◆ Exercise description
Transcribe all the records exactly and omit any images they hold.
··· Given information ···
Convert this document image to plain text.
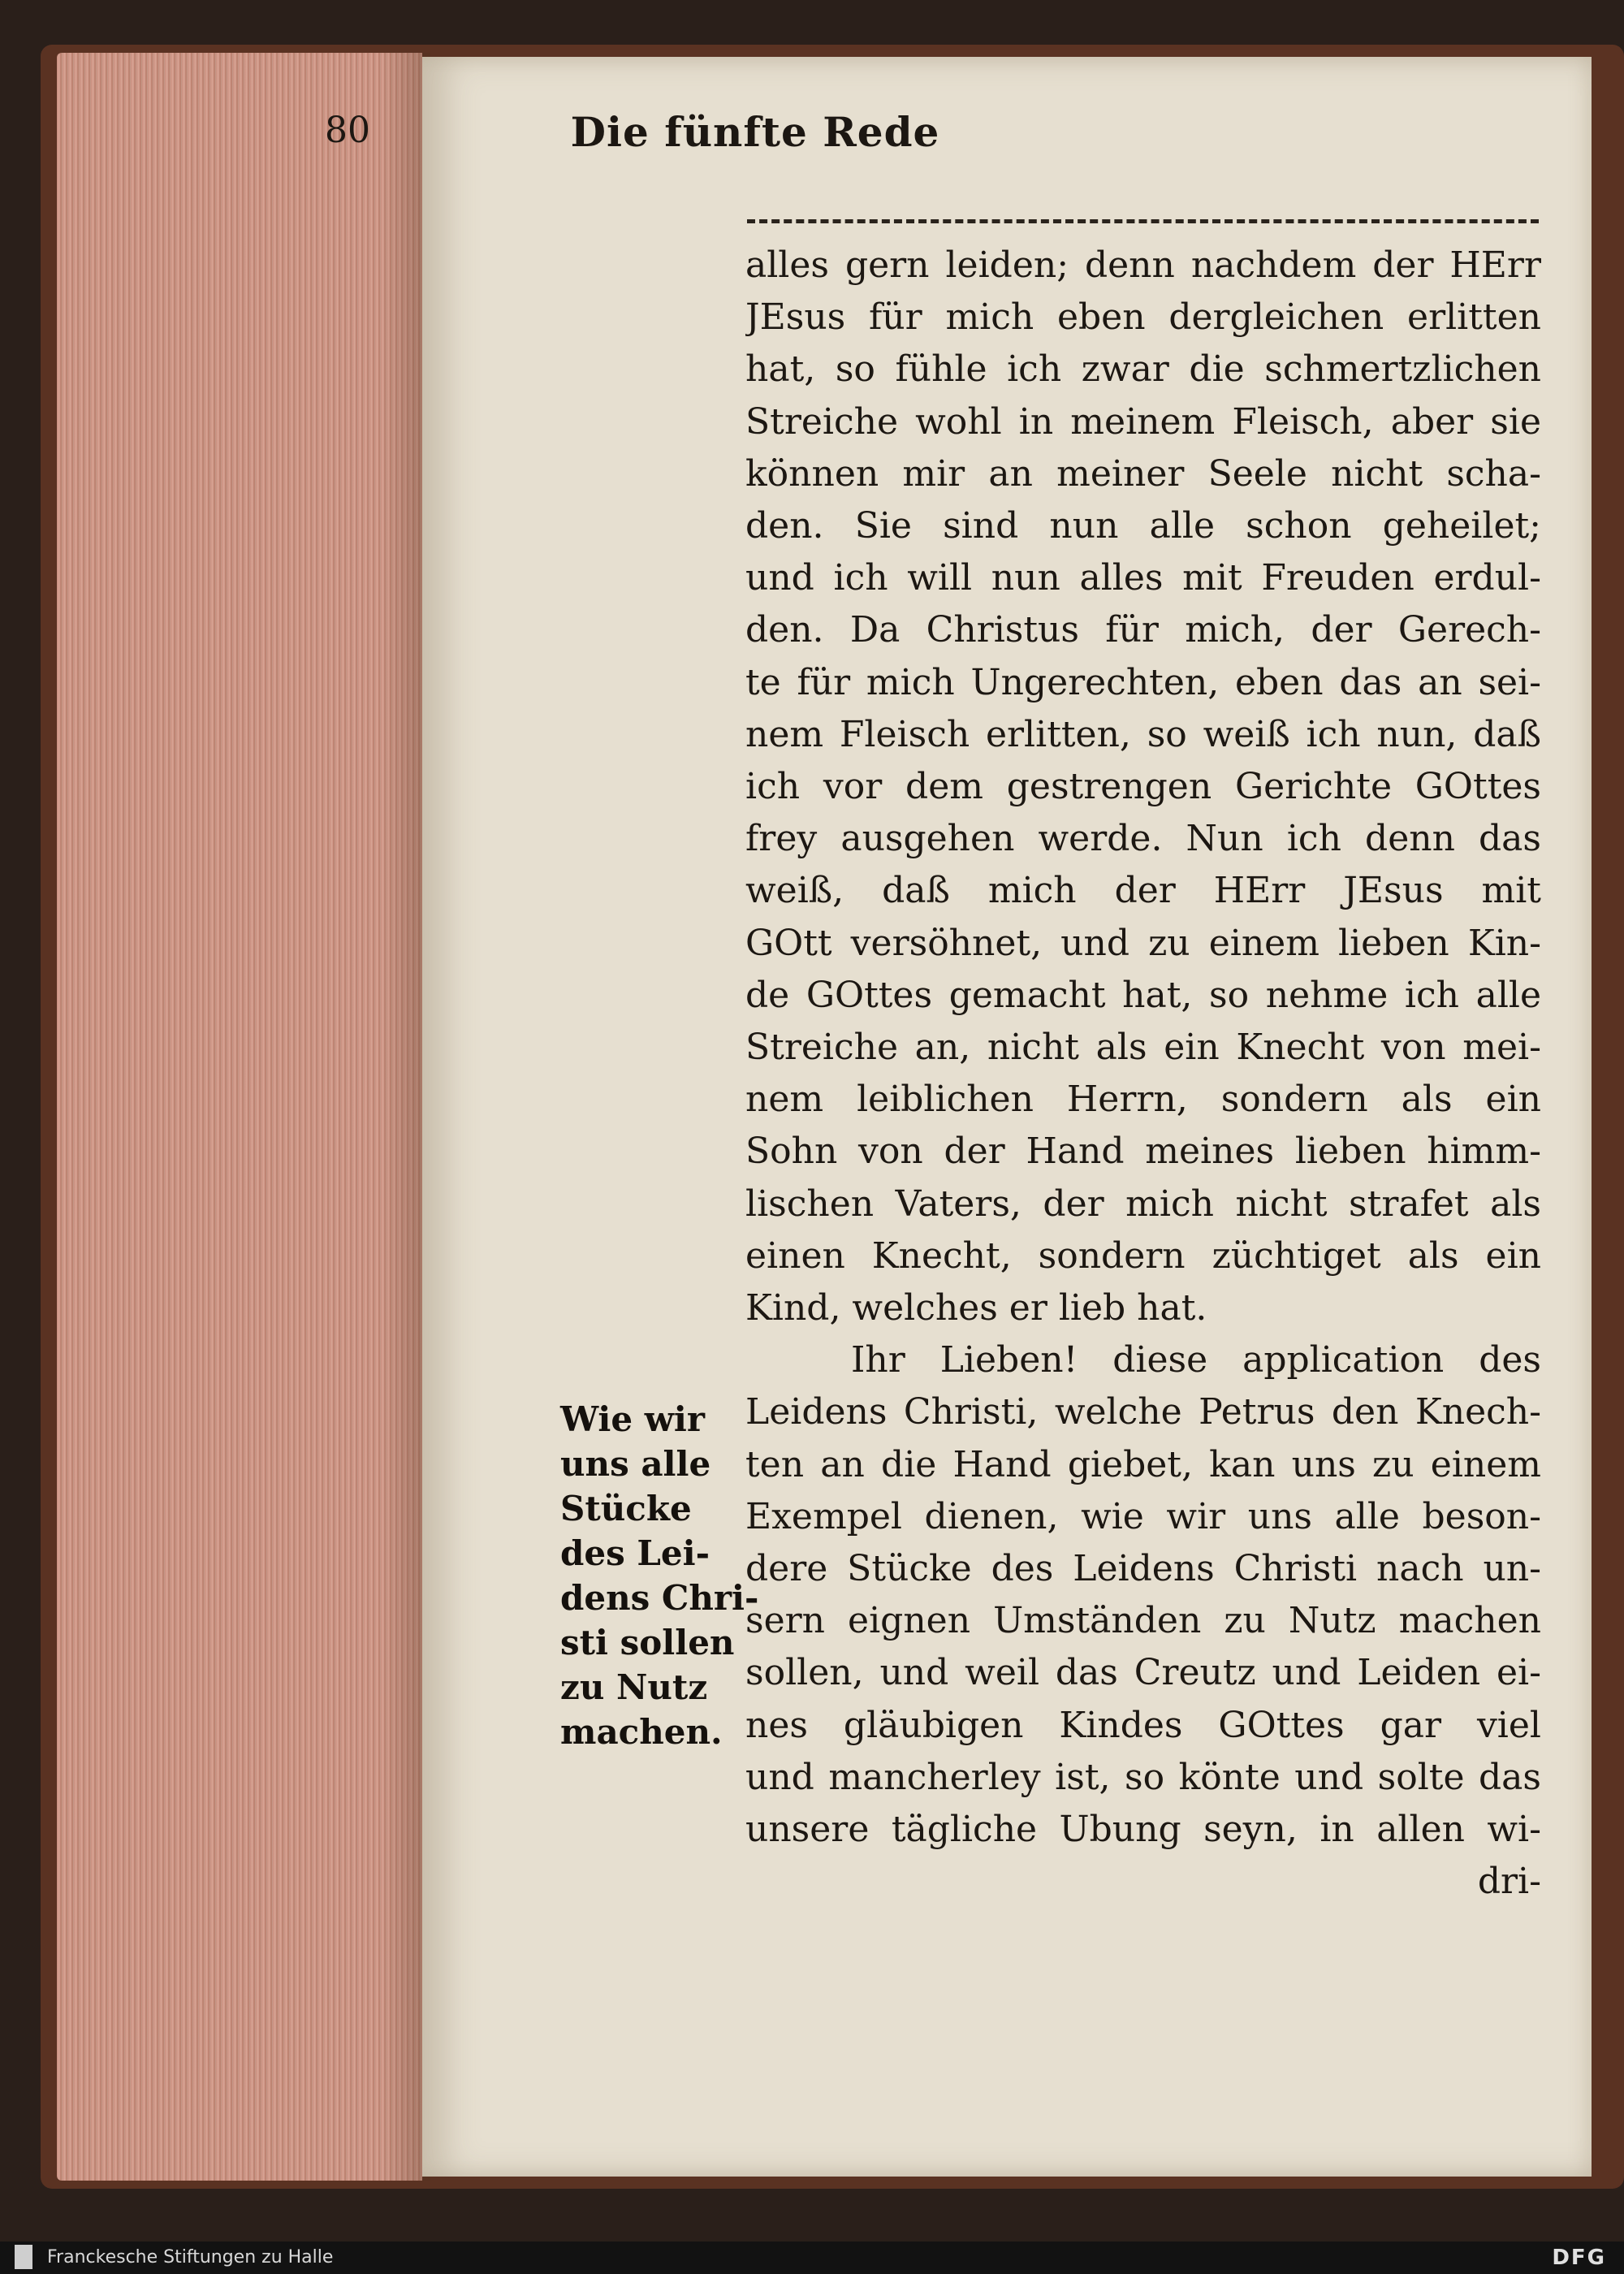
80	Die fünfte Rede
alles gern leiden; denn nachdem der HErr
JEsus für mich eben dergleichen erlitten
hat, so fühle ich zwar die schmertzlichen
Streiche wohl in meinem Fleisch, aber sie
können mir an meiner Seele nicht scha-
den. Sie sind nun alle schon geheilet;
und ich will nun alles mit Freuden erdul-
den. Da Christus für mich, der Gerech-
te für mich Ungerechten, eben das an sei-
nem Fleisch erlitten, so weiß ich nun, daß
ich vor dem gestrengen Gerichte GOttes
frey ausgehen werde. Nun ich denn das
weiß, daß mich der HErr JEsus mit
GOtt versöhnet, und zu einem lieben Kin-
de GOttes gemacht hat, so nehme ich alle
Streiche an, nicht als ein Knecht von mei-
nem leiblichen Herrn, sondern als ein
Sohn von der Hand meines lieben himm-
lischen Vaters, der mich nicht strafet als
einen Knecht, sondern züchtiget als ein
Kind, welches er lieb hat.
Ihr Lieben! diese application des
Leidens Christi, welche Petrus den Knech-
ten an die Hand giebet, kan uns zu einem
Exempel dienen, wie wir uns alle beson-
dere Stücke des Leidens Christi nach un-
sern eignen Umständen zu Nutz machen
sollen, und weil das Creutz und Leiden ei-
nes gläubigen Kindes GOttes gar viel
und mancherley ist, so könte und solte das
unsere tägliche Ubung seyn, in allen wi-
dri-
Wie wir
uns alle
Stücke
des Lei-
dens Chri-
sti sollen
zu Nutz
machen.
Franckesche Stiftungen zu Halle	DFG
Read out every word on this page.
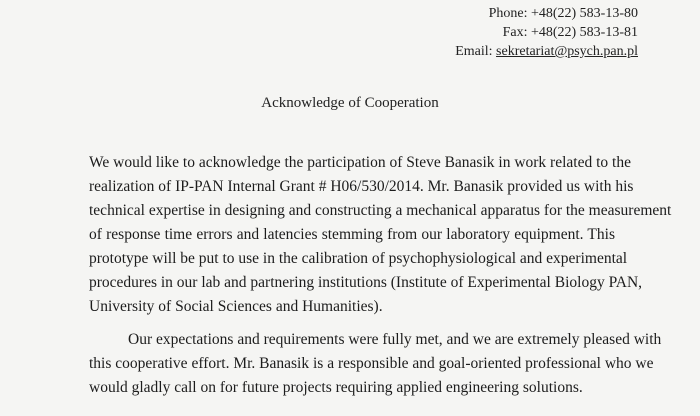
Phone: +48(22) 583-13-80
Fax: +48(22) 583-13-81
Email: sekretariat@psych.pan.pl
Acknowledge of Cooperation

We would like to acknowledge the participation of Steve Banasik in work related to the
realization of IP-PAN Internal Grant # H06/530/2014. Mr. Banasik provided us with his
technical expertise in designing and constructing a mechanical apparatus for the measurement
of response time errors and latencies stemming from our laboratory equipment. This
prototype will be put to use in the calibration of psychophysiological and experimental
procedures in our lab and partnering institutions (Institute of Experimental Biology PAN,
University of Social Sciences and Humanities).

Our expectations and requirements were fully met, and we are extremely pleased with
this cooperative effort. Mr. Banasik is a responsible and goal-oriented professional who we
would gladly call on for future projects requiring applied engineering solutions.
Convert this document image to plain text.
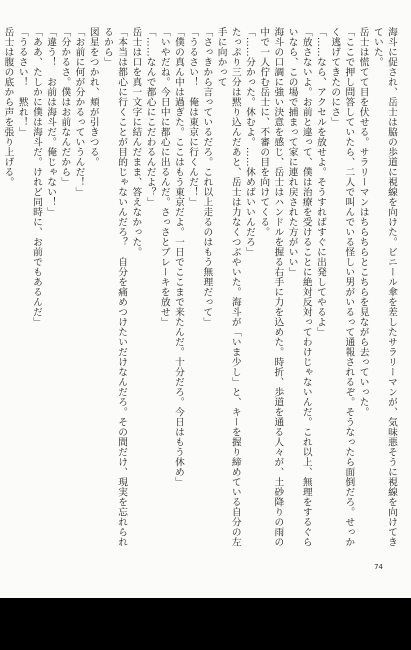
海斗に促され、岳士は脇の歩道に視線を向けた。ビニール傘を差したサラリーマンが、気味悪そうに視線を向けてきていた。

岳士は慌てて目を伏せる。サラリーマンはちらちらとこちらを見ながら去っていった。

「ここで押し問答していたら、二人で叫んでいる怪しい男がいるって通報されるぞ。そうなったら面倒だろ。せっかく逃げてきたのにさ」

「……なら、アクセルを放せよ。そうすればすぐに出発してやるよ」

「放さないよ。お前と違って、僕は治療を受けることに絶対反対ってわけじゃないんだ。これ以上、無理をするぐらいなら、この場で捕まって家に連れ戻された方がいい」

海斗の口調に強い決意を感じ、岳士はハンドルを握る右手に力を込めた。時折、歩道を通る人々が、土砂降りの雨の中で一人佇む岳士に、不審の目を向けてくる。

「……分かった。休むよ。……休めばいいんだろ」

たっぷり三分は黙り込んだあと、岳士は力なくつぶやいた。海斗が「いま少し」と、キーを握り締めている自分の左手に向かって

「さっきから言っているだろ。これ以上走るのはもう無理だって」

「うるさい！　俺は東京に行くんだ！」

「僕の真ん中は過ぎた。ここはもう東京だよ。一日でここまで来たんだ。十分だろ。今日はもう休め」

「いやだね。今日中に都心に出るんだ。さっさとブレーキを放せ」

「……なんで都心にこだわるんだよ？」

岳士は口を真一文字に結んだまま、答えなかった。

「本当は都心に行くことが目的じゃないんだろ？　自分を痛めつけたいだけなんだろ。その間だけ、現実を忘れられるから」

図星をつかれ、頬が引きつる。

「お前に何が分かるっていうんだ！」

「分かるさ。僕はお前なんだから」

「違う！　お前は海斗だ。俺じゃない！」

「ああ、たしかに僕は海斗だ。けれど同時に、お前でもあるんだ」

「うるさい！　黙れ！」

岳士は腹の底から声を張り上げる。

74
···
◆ Solution
Convert this document image to plain text.
80	Die fünfte Rede
alles gern leiden; denn nachdem der HErr
JEsus für mich eben dergleichen erlitten
hat, so fühle ich zwar die schmertzlichen
Streiche wohl in meinem Fleisch, aber sie
können mir an meiner Seele nicht scha-
den. Sie sind nun alle schon geheilet;
und ich will nun alles mit Freuden erdul-
den. Da Christus für mich, der Gerech-
te für mich Ungerechten, eben das an sei-
nem Fleisch erlitten, so weiß ich nun, daß
ich vor dem gestrengen Gerichte GOttes
frey ausgehen werde. Nun ich denn das
weiß, daß mich der HErr JEsus mit
GOtt versöhnet, und zu einem lieben Kin-
de GOttes gemacht hat, so nehme ich alle
Streiche an, nicht als ein Knecht von mei-
nem leiblichen Herrn, sondern als ein
Sohn von der Hand meines lieben himm-
lischen Vaters, der mich nicht strafet als
einen Knecht, sondern züchtiget als ein
Kind, welches er lieb hat.
Ihr Lieben! diese application des
Leidens Christi, welche Petrus den Knech-
ten an die Hand giebet, kan uns zu einem
Exempel dienen, wie wir uns alle beson-
dere Stücke des Leidens Christi nach un-
sern eignen Umständen zu Nutz machen
sollen, und weil das Creutz und Leiden ei-
nes gläubigen Kindes GOttes gar viel
und mancherley ist, so könte und solte das
unsere tägliche Ubung seyn, in allen wi-
dri-
Wie wir
uns alle
Stücke
des Lei-
dens Chri-
sti sollen
zu Nutz
machen.
Franckesche Stiftungen zu Halle	DFG
Read out every word on this page.
Phone: +48(22) 583-13-80
Fax: +48(22) 583-13-81
Email: sekretariat@psych.pan.pl
Acknowledge of Cooperation

We would like to acknowledge the participation of Steve Banasik in work related to the
realization of IP-PAN Internal Grant # H06/530/2014. Mr. Banasik provided us with his
technical expertise in designing and constructing a mechanical apparatus for the measurement
of response time errors and latencies stemming from our laboratory equipment. This
prototype will be put to use in the calibration of psychophysiological and experimental
procedures in our lab and partnering institutions (Institute of Experimental Biology PAN,
University of Social Sciences and Humanities).

Our expectations and requirements were fully met, and we are extremely pleased with
this cooperative effort. Mr. Banasik is a responsible and goal-oriented professional who we
would gladly call on for future projects requiring applied engineering solutions.
Convert this document image to plain text.
海斗に促され、岳士は脇の歩道に視線を向けた。ビニール傘を差したサラリーマンが、気味悪そうに視線を向けてきていた。

岳士は慌てて目を伏せる。サラリーマンはちらちらとこちらを見ながら去っていった。

「ここで押し問答していたら、二人で叫んでいる怪しい男がいるって通報されるぞ。そうなったら面倒だろ。せっかく逃げてきたのにさ」

「……なら、アクセルを放せよ。そうすればすぐに出発してやるよ」

「放さないよ。お前と違って、僕は治療を受けることに絶対反対ってわけじゃないんだ。これ以上、無理をするぐらいなら、この場で捕まって家に連れ戻された方がいい」

海斗の口調に強い決意を感じ、岳士はハンドルを握る右手に力を込めた。時折、歩道を通る人々が、土砂降りの雨の中で一人佇む岳士に、不審の目を向けてくる。

「……分かった。休むよ。……休めばいいんだろ」

たっぷり三分は黙り込んだあと、岳士は力なくつぶやいた。海斗が「いま少し」と、キーを握り締めている自分の左手に向かって

「さっきから言っているだろ。これ以上走るのはもう無理だって」

「うるさい！　俺は東京に行くんだ！」

「僕の真ん中は過ぎた。ここはもう東京だよ。一日でここまで来たんだ。十分だろ。今日はもう休め」

「いやだね。今日中に都心に出るんだ。さっさとブレーキを放せ」

「……なんで都心にこだわるんだよ？」

岳士は口を真一文字に結んだまま、答えなかった。

「本当は都心に行くことが目的じゃないんだろ？　自分を痛めつけたいだけなんだろ。その間だけ、現実を忘れられるから」

図星をつかれ、頬が引きつる。

「お前に何が分かるっていうんだ！」

「分かるさ。僕はお前なんだから」

「違う！　お前は海斗だ。俺じゃない！」

「ああ、たしかに僕は海斗だ。けれど同時に、お前でもあるんだ」

「うるさい！　黙れ！」

岳士は腹の底から声を張り上げる。

74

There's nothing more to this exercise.